What you are asked to do >> Put everything from the first line down to the line containing "grid-bands [61,82,840,457]", both included, into a Markdown table with the columns "Row" and "Line", leaving out any blank lines.

(Coordinate annotation records)
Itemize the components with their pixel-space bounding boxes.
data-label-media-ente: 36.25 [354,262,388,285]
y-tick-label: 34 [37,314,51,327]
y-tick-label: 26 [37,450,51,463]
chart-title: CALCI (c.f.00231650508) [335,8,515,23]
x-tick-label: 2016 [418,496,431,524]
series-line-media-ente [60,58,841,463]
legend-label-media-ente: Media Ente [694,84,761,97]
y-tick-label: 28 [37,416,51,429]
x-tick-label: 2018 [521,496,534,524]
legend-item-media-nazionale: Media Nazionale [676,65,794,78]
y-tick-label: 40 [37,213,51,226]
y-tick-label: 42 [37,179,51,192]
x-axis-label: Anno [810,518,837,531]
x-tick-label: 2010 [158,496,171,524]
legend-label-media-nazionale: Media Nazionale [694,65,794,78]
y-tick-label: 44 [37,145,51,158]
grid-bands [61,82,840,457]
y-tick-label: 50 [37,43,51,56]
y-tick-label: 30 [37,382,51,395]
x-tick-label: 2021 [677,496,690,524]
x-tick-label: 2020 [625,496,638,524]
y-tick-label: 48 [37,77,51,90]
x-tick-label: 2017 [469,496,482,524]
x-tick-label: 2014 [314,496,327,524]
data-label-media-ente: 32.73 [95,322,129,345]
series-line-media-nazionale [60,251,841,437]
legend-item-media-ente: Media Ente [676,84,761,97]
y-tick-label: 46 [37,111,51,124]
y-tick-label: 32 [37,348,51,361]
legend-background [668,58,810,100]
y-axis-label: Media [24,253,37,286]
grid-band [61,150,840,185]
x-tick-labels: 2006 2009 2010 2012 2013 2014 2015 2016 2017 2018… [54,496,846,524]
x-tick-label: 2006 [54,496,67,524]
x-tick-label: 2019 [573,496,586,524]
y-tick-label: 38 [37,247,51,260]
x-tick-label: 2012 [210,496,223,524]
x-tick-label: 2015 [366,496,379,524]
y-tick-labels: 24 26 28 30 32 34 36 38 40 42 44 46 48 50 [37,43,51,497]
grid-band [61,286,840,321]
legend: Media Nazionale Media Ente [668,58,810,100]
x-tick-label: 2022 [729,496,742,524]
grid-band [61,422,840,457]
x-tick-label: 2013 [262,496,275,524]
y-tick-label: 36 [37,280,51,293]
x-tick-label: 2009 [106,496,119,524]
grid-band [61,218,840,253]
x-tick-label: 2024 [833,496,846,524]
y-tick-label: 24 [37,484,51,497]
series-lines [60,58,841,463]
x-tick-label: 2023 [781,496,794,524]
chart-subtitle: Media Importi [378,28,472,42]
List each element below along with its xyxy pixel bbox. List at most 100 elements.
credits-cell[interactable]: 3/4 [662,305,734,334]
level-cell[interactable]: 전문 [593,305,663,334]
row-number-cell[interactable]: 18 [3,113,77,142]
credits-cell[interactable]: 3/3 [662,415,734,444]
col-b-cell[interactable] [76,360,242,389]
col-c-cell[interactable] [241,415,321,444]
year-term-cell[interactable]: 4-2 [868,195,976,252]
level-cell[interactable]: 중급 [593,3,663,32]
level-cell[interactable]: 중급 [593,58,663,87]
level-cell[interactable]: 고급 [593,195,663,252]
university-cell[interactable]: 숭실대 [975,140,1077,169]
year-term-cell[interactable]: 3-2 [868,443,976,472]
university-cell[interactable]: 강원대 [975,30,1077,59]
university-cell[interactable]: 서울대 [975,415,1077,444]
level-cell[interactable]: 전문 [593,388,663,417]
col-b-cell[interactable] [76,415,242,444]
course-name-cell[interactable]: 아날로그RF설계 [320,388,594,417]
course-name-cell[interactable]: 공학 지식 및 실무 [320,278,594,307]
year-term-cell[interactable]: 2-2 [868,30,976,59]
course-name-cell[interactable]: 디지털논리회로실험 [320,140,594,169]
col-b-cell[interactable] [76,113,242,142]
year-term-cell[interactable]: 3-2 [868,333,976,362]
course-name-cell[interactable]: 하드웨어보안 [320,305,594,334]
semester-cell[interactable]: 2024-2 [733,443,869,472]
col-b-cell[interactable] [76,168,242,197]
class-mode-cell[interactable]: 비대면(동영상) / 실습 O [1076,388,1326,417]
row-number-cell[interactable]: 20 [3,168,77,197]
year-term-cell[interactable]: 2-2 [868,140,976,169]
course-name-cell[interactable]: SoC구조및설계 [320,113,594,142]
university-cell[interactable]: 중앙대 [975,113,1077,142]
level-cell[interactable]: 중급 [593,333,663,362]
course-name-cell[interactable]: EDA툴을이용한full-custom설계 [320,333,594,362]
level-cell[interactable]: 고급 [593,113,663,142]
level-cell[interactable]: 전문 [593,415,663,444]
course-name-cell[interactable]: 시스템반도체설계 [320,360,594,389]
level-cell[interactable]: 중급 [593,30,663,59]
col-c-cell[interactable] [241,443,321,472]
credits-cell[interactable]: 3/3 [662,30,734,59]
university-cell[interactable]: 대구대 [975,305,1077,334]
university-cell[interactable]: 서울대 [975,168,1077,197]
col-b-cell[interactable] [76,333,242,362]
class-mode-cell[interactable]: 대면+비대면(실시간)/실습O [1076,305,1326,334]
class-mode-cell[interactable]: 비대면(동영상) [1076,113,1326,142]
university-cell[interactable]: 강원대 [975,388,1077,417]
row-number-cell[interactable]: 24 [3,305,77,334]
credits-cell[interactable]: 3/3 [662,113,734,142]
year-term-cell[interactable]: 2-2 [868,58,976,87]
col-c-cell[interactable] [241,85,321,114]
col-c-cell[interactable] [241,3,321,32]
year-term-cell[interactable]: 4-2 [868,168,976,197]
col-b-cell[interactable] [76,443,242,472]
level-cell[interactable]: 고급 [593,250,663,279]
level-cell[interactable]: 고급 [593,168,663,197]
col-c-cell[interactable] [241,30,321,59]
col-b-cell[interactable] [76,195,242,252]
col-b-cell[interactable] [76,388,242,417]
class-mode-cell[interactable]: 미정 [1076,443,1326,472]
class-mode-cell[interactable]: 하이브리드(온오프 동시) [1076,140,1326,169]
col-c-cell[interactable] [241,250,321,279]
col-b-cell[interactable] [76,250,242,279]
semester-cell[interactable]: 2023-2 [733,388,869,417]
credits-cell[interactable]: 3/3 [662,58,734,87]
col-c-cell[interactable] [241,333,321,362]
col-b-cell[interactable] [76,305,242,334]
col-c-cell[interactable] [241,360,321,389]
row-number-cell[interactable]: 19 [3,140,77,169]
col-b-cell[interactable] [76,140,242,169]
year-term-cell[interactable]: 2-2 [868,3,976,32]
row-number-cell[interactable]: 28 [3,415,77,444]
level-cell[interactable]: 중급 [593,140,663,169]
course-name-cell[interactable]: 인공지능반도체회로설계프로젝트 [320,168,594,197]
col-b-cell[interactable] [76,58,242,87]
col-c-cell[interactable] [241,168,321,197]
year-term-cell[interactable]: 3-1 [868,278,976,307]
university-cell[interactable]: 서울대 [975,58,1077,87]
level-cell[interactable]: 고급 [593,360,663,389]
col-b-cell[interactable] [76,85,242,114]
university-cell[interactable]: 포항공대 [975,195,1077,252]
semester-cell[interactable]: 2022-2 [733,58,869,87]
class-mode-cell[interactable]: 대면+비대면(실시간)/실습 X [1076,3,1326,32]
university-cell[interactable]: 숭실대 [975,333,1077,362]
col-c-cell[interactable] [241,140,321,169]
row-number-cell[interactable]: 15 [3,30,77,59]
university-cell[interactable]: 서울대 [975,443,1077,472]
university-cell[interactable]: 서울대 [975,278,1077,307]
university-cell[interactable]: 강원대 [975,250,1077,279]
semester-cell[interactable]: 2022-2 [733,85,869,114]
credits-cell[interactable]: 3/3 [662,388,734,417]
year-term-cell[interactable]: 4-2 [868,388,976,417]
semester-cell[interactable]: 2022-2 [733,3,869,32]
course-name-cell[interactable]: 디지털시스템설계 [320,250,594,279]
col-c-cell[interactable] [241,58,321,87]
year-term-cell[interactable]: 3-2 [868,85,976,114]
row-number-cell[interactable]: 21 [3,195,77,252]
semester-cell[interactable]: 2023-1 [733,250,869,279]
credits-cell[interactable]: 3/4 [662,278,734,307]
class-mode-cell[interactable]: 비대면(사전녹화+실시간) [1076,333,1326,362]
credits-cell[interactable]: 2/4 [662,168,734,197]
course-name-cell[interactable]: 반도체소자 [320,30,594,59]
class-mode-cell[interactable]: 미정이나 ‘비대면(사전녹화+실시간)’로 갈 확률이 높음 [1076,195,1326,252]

Answer to this exercise >>
| Row | Line |
|---|---|
| 1 | Itemize the components with their pixel-space bounding boxes. |
| 2 | data-label-media-ente: 36.25 [354,262,388,285] |
| 3 | y-tick-label: 34 [37,314,51,327] |
| 4 | y-tick-label: 26 [37,450,51,463] |
| 5 | chart-title: CALCI (c.f.00231650508) [335,8,515,23] |
| 6 | x-tick-label: 2016 [418,496,431,524] |
| 7 | series-line-media-ente [60,58,841,463] |
| 8 | legend-label-media-ente: Media Ente [694,84,761,97] |
| 9 | y-tick-label: 28 [37,416,51,429] |
| 10 | x-tick-label: 2018 [521,496,534,524] |
| 11 | legend-item-media-nazionale: Media Nazionale [676,65,794,78] |
| 12 | y-tick-label: 40 [37,213,51,226] |
| 13 | y-tick-label: 42 [37,179,51,192] |
| 14 | x-axis-label: Anno [810,518,837,531] |
| 15 | x-tick-label: 2010 [158,496,171,524] |
| 16 | legend-label-media-nazionale: Media Nazionale [694,65,794,78] |
| 17 | y-tick-label: 44 [37,145,51,158] |
| 18 | grid-bands [61,82,840,457] |